PROBLEM STATEMENT: Output the lines that follow exactly as they are.

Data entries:

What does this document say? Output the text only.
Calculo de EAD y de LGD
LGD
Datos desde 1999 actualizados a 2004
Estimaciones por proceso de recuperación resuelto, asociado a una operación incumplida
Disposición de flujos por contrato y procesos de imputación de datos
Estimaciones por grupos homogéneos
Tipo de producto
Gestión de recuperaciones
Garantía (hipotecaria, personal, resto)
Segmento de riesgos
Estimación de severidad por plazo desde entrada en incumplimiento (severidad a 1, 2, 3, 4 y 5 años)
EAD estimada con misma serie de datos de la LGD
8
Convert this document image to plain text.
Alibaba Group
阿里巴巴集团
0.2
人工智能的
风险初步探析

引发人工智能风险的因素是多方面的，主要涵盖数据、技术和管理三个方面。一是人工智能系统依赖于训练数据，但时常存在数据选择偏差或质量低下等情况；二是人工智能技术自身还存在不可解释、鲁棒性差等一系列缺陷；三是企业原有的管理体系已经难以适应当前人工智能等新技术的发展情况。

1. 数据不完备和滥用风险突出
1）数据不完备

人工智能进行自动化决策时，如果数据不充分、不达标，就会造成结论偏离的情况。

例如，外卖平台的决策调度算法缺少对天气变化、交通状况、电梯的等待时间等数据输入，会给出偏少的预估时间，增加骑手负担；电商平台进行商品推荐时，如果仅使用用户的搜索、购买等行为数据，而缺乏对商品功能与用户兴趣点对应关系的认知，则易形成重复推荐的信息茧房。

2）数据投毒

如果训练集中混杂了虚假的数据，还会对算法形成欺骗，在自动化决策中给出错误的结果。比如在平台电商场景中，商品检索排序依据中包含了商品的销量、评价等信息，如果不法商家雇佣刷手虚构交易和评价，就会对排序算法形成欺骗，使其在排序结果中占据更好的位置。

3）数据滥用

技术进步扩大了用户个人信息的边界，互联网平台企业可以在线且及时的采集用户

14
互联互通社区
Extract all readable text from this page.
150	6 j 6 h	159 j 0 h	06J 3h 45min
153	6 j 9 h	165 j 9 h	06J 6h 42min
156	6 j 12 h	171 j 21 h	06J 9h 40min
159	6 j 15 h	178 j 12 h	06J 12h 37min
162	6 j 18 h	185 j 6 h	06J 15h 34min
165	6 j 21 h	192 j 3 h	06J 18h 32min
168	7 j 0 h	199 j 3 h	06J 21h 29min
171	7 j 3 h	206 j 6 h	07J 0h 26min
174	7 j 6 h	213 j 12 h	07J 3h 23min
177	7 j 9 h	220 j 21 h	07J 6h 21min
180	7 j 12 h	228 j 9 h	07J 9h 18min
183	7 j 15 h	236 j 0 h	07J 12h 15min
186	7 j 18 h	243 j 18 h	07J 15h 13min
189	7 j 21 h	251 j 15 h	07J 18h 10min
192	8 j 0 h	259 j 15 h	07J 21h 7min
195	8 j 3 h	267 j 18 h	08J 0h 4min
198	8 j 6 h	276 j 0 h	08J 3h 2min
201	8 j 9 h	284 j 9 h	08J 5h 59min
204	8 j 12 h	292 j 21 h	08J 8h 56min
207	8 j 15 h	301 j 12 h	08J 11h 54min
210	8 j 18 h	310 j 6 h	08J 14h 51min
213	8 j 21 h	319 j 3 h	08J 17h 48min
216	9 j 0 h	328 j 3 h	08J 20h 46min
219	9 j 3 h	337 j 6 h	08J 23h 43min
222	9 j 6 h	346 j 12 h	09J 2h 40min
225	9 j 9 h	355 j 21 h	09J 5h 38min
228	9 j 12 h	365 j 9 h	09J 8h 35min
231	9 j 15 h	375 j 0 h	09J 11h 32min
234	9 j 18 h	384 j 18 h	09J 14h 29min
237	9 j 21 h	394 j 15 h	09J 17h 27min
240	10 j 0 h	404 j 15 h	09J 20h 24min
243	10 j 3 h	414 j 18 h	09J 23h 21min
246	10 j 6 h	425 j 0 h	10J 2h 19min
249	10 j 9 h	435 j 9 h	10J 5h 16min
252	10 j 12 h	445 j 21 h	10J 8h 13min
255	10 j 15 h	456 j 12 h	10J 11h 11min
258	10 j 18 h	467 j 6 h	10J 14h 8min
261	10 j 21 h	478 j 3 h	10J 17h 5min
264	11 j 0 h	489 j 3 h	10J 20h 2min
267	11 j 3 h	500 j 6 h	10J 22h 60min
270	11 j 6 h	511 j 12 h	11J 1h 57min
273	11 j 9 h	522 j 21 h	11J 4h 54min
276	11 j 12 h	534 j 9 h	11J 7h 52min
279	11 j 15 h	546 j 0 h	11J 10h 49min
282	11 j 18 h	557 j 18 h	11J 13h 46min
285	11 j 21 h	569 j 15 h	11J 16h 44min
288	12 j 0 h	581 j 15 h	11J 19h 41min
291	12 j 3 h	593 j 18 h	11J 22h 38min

SOLUTION TO THIS EXERCISE:
What does this document say? Output the text only.
Calculo de EAD y de LGD
LGD
Datos desde 1999 actualizados a 2004
Estimaciones por proceso de recuperación resuelto, asociado a una operación incumplida
Disposición de flujos por contrato y procesos de imputación de datos
Estimaciones por grupos homogéneos
Tipo de producto
Gestión de recuperaciones
Garantía (hipotecaria, personal, resto)
Segmento de riesgos
Estimación de severidad por plazo desde entrada en incumplimiento (severidad a 1, 2, 3, 4 y 5 años)
EAD estimada con misma serie de datos de la LGD
8
Convert this document image to plain text.
Alibaba Group
阿里巴巴集团
0.2
人工智能的
风险初步探析

引发人工智能风险的因素是多方面的，主要涵盖数据、技术和管理三个方面。一是人工智能系统依赖于训练数据，但时常存在数据选择偏差或质量低下等情况；二是人工智能技术自身还存在不可解释、鲁棒性差等一系列缺陷；三是企业原有的管理体系已经难以适应当前人工智能等新技术的发展情况。

1. 数据不完备和滥用风险突出
1）数据不完备

人工智能进行自动化决策时，如果数据不充分、不达标，就会造成结论偏离的情况。

例如，外卖平台的决策调度算法缺少对天气变化、交通状况、电梯的等待时间等数据输入，会给出偏少的预估时间，增加骑手负担；电商平台进行商品推荐时，如果仅使用用户的搜索、购买等行为数据，而缺乏对商品功能与用户兴趣点对应关系的认知，则易形成重复推荐的信息茧房。

2）数据投毒

如果训练集中混杂了虚假的数据，还会对算法形成欺骗，在自动化决策中给出错误的结果。比如在平台电商场景中，商品检索排序依据中包含了商品的销量、评价等信息，如果不法商家雇佣刷手虚构交易和评价，就会对排序算法形成欺骗，使其在排序结果中占据更好的位置。

3）数据滥用

技术进步扩大了用户个人信息的边界，互联网平台企业可以在线且及时的采集用户

14
互联互通社区
Extract all readable text from this page.
150	6 j 6 h	159 j 0 h	06J 3h 45min
153	6 j 9 h	165 j 9 h	06J 6h 42min
156	6 j 12 h	171 j 21 h	06J 9h 40min
159	6 j 15 h	178 j 12 h	06J 12h 37min
162	6 j 18 h	185 j 6 h	06J 15h 34min
165	6 j 21 h	192 j 3 h	06J 18h 32min
168	7 j 0 h	199 j 3 h	06J 21h 29min
171	7 j 3 h	206 j 6 h	07J 0h 26min
174	7 j 6 h	213 j 12 h	07J 3h 23min
177	7 j 9 h	220 j 21 h	07J 6h 21min
180	7 j 12 h	228 j 9 h	07J 9h 18min
183	7 j 15 h	236 j 0 h	07J 12h 15min
186	7 j 18 h	243 j 18 h	07J 15h 13min
189	7 j 21 h	251 j 15 h	07J 18h 10min
192	8 j 0 h	259 j 15 h	07J 21h 7min
195	8 j 3 h	267 j 18 h	08J 0h 4min
198	8 j 6 h	276 j 0 h	08J 3h 2min
201	8 j 9 h	284 j 9 h	08J 5h 59min
204	8 j 12 h	292 j 21 h	08J 8h 56min
207	8 j 15 h	301 j 12 h	08J 11h 54min
210	8 j 18 h	310 j 6 h	08J 14h 51min
213	8 j 21 h	319 j 3 h	08J 17h 48min
216	9 j 0 h	328 j 3 h	08J 20h 46min
219	9 j 3 h	337 j 6 h	08J 23h 43min
222	9 j 6 h	346 j 12 h	09J 2h 40min
225	9 j 9 h	355 j 21 h	09J 5h 38min
228	9 j 12 h	365 j 9 h	09J 8h 35min
231	9 j 15 h	375 j 0 h	09J 11h 32min
234	9 j 18 h	384 j 18 h	09J 14h 29min
237	9 j 21 h	394 j 15 h	09J 17h 27min
240	10 j 0 h	404 j 15 h	09J 20h 24min
243	10 j 3 h	414 j 18 h	09J 23h 21min
246	10 j 6 h	425 j 0 h	10J 2h 19min
249	10 j 9 h	435 j 9 h	10J 5h 16min
252	10 j 12 h	445 j 21 h	10J 8h 13min
255	10 j 15 h	456 j 12 h	10J 11h 11min
258	10 j 18 h	467 j 6 h	10J 14h 8min
261	10 j 21 h	478 j 3 h	10J 17h 5min
264	11 j 0 h	489 j 3 h	10J 20h 2min
267	11 j 3 h	500 j 6 h	10J 22h 60min
270	11 j 6 h	511 j 12 h	11J 1h 57min
273	11 j 9 h	522 j 21 h	11J 4h 54min
276	11 j 12 h	534 j 9 h	11J 7h 52min
279	11 j 15 h	546 j 0 h	11J 10h 49min
282	11 j 18 h	557 j 18 h	11J 13h 46min
285	11 j 21 h	569 j 15 h	11J 16h 44min
288	12 j 0 h	581 j 15 h	11J 19h 41min
291	12 j 3 h	593 j 18 h	11J 22h 38min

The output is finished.